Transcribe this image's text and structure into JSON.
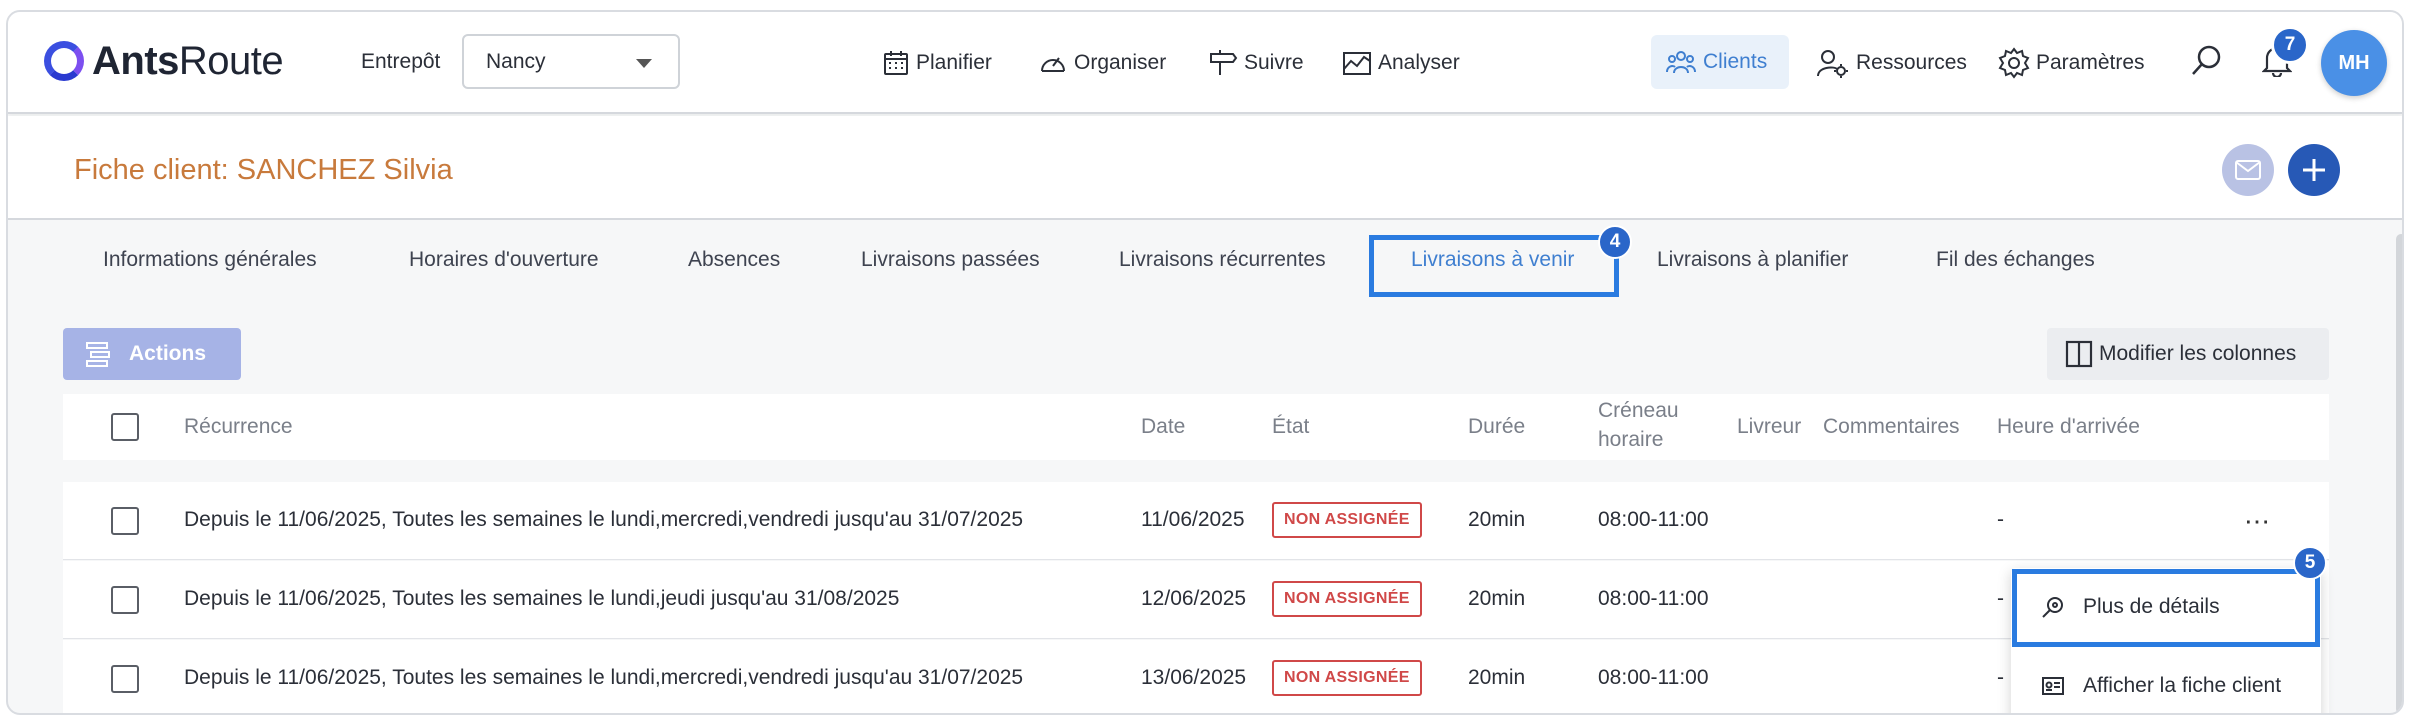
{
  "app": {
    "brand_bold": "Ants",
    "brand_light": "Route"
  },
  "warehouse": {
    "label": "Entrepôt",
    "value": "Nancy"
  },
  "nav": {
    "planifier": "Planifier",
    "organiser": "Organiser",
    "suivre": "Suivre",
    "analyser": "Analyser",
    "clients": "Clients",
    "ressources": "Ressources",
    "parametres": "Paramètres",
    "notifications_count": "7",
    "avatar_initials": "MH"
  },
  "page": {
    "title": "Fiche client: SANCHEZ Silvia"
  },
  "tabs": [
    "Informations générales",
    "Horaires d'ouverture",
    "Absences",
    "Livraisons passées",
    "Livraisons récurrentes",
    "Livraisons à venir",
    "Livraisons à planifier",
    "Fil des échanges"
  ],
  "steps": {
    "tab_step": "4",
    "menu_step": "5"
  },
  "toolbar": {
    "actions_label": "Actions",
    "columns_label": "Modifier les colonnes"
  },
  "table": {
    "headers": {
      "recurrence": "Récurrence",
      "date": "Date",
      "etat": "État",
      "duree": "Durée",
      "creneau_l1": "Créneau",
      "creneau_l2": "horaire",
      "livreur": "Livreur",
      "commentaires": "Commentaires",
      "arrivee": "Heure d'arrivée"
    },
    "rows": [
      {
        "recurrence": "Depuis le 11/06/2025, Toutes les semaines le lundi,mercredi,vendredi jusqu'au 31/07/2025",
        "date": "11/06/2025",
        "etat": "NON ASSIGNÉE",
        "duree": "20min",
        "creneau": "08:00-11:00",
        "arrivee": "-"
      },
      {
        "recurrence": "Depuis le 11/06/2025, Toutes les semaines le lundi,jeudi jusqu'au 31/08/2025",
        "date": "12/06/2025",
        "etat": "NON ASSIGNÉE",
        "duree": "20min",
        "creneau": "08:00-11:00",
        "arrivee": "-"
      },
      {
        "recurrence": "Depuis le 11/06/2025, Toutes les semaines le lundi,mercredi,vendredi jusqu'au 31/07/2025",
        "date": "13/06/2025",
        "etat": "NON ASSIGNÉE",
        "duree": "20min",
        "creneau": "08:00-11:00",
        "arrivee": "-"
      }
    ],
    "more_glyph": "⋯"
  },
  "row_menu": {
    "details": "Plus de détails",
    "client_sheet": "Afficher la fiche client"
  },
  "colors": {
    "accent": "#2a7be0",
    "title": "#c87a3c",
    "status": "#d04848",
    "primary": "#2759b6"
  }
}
|---|
Except for the pictures, give all the material above again verbatim.

▶ [REPLY]
Transcribe this image's text and structure into JSON.
{
  "app": {
    "brand_bold": "Ants",
    "brand_light": "Route"
  },
  "warehouse": {
    "label": "Entrepôt",
    "value": "Nancy"
  },
  "nav": {
    "planifier": "Planifier",
    "organiser": "Organiser",
    "suivre": "Suivre",
    "analyser": "Analyser",
    "clients": "Clients",
    "ressources": "Ressources",
    "parametres": "Paramètres",
    "notifications_count": "7",
    "avatar_initials": "MH"
  },
  "page": {
    "title": "Fiche client: SANCHEZ Silvia"
  },
  "tabs": [
    "Informations générales",
    "Horaires d'ouverture",
    "Absences",
    "Livraisons passées",
    "Livraisons récurrentes",
    "Livraisons à venir",
    "Livraisons à planifier",
    "Fil des échanges"
  ],
  "steps": {
    "tab_step": "4",
    "menu_step": "5"
  },
  "toolbar": {
    "actions_label": "Actions",
    "columns_label": "Modifier les colonnes"
  },
  "table": {
    "headers": {
      "recurrence": "Récurrence",
      "date": "Date",
      "etat": "État",
      "duree": "Durée",
      "creneau_l1": "Créneau",
      "creneau_l2": "horaire",
      "livreur": "Livreur",
      "commentaires": "Commentaires",
      "arrivee": "Heure d'arrivée"
    },
    "rows": [
      {
        "recurrence": "Depuis le 11/06/2025, Toutes les semaines le lundi,mercredi,vendredi jusqu'au 31/07/2025",
        "date": "11/06/2025",
        "etat": "NON ASSIGNÉE",
        "duree": "20min",
        "creneau": "08:00-11:00",
        "arrivee": "-"
      },
      {
        "recurrence": "Depuis le 11/06/2025, Toutes les semaines le lundi,jeudi jusqu'au 31/08/2025",
        "date": "12/06/2025",
        "etat": "NON ASSIGNÉE",
        "duree": "20min",
        "creneau": "08:00-11:00",
        "arrivee": "-"
      },
      {
        "recurrence": "Depuis le 11/06/2025, Toutes les semaines le lundi,mercredi,vendredi jusqu'au 31/07/2025",
        "date": "13/06/2025",
        "etat": "NON ASSIGNÉE",
        "duree": "20min",
        "creneau": "08:00-11:00",
        "arrivee": "-"
      }
    ],
    "more_glyph": "⋯"
  },
  "row_menu": {
    "details": "Plus de détails",
    "client_sheet": "Afficher la fiche client"
  },
  "colors": {
    "accent": "#2a7be0",
    "title": "#c87a3c",
    "status": "#d04848",
    "primary": "#2759b6"
  }
}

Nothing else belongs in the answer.